RECORD EXTRACTS:
-=-=-

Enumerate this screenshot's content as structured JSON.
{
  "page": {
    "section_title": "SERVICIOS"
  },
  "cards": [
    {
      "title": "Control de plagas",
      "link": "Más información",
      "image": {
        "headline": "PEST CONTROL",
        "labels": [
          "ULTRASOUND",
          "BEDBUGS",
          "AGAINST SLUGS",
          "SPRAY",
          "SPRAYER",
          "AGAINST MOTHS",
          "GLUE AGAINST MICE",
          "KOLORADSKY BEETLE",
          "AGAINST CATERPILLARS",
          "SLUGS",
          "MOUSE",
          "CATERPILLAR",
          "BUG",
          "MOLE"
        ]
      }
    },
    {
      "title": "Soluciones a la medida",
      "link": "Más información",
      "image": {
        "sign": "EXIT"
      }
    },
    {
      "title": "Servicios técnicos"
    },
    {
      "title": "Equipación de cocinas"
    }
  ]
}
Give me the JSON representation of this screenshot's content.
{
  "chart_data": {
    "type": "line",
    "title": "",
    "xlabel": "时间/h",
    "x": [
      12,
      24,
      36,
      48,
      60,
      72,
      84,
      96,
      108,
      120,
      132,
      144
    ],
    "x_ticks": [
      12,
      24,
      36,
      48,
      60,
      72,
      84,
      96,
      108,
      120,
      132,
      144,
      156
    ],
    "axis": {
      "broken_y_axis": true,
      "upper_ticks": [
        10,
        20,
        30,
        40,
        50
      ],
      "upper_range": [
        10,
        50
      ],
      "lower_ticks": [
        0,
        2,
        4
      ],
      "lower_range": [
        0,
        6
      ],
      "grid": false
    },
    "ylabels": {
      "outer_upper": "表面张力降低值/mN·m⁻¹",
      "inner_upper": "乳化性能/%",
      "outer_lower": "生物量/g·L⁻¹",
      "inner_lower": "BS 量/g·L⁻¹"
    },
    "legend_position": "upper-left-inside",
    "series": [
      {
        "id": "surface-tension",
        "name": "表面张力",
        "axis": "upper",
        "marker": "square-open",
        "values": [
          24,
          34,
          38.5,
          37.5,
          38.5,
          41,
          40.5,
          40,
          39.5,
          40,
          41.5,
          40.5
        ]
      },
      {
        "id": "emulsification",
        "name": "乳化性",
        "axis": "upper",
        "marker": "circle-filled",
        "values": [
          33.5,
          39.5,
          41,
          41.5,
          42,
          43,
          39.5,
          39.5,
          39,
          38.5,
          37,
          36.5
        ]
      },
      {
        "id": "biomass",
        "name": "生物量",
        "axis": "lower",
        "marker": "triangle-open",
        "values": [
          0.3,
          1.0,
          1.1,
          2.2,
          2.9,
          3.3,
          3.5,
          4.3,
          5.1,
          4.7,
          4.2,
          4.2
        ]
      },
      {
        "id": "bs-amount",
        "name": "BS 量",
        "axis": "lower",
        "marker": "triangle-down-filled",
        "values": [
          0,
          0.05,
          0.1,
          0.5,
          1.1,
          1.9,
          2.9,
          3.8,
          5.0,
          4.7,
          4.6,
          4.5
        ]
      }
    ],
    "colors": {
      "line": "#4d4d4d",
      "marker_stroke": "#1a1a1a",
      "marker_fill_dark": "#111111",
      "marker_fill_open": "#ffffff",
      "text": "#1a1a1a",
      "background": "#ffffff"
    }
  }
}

-=-=-

WHAT IS ASKED:
Take the entries above and transcribe them in full.

PROBLEM SOLUTION:
Enumerate this screenshot's content as structured JSON.
{
  "page": {
    "section_title": "SERVICIOS"
  },
  "cards": [
    {
      "title": "Control de plagas",
      "link": "Más información",
      "image": {
        "headline": "PEST CONTROL",
        "labels": [
          "ULTRASOUND",
          "BEDBUGS",
          "AGAINST SLUGS",
          "SPRAY",
          "SPRAYER",
          "AGAINST MOTHS",
          "GLUE AGAINST MICE",
          "KOLORADSKY BEETLE",
          "AGAINST CATERPILLARS",
          "SLUGS",
          "MOUSE",
          "CATERPILLAR",
          "BUG",
          "MOLE"
        ]
      }
    },
    {
      "title": "Soluciones a la medida",
      "link": "Más información",
      "image": {
        "sign": "EXIT"
      }
    },
    {
      "title": "Servicios técnicos"
    },
    {
      "title": "Equipación de cocinas"
    }
  ]
}
Give me the JSON representation of this screenshot's content.
{
  "chart_data": {
    "type": "line",
    "title": "",
    "xlabel": "时间/h",
    "x": [
      12,
      24,
      36,
      48,
      60,
      72,
      84,
      96,
      108,
      120,
      132,
      144
    ],
    "x_ticks": [
      12,
      24,
      36,
      48,
      60,
      72,
      84,
      96,
      108,
      120,
      132,
      144,
      156
    ],
    "axis": {
      "broken_y_axis": true,
      "upper_ticks": [
        10,
        20,
        30,
        40,
        50
      ],
      "upper_range": [
        10,
        50
      ],
      "lower_ticks": [
        0,
        2,
        4
      ],
      "lower_range": [
        0,
        6
      ],
      "grid": false
    },
    "ylabels": {
      "outer_upper": "表面张力降低值/mN·m⁻¹",
      "inner_upper": "乳化性能/%",
      "outer_lower": "生物量/g·L⁻¹",
      "inner_lower": "BS 量/g·L⁻¹"
    },
    "legend_position": "upper-left-inside",
    "series": [
      {
        "id": "surface-tension",
        "name": "表面张力",
        "axis": "upper",
        "marker": "square-open",
        "values": [
          24,
          34,
          38.5,
          37.5,
          38.5,
          41,
          40.5,
          40,
          39.5,
          40,
          41.5,
          40.5
        ]
      },
      {
        "id": "emulsification",
        "name": "乳化性",
        "axis": "upper",
        "marker": "circle-filled",
        "values": [
          33.5,
          39.5,
          41,
          41.5,
          42,
          43,
          39.5,
          39.5,
          39,
          38.5,
          37,
          36.5
        ]
      },
      {
        "id": "biomass",
        "name": "生物量",
        "axis": "lower",
        "marker": "triangle-open",
        "values": [
          0.3,
          1.0,
          1.1,
          2.2,
          2.9,
          3.3,
          3.5,
          4.3,
          5.1,
          4.7,
          4.2,
          4.2
        ]
      },
      {
        "id": "bs-amount",
        "name": "BS 量",
        "axis": "lower",
        "marker": "triangle-down-filled",
        "values": [
          0,
          0.05,
          0.1,
          0.5,
          1.1,
          1.9,
          2.9,
          3.8,
          5.0,
          4.7,
          4.6,
          4.5
        ]
      }
    ],
    "colors": {
      "line": "#4d4d4d",
      "marker_stroke": "#1a1a1a",
      "marker_fill_dark": "#111111",
      "marker_fill_open": "#ffffff",
      "text": "#1a1a1a",
      "background": "#ffffff"
    }
  }
}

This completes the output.